Your task is to transcribe the entries below exactly, beginning with the line containing "Transcribe this image's" and ending with the final line, and to add nothing else.

▸ **MATERIAL SHOWN**
━━━━━━━━━━━━━━━━━━━━━━━━━━━━━━
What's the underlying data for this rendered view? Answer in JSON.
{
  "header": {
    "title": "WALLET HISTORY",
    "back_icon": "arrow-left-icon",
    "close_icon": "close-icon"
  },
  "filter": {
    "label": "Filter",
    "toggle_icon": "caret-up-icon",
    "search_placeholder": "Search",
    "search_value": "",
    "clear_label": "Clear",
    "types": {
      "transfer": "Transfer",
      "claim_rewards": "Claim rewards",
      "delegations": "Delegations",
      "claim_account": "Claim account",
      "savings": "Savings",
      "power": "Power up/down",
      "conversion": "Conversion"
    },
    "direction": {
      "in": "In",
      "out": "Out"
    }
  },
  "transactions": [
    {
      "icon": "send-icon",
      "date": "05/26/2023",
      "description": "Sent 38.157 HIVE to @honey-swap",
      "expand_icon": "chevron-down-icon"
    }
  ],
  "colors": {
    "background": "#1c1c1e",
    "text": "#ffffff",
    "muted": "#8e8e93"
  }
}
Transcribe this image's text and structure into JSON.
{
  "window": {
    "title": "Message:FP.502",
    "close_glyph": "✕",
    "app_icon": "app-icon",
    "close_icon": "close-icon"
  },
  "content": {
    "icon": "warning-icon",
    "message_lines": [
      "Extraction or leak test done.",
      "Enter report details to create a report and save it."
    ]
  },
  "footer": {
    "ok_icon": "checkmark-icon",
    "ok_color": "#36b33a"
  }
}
━━━━━━━━━━━━━━━━━━━━━━━━━━━━━━
▸ **EXERCISE RESPONSE**
Transcribe this image's text and structure into JSON.
{
  "window": {
    "title": "Message:FP.502",
    "close_glyph": "✕",
    "app_icon": "app-icon",
    "close_icon": "close-icon"
  },
  "content": {
    "icon": "warning-icon",
    "message_lines": [
      "Extraction or leak test done.",
      "Enter report details to create a report and save it."
    ]
  },
  "footer": {
    "ok_icon": "checkmark-icon",
    "ok_color": "#36b33a"
  }
}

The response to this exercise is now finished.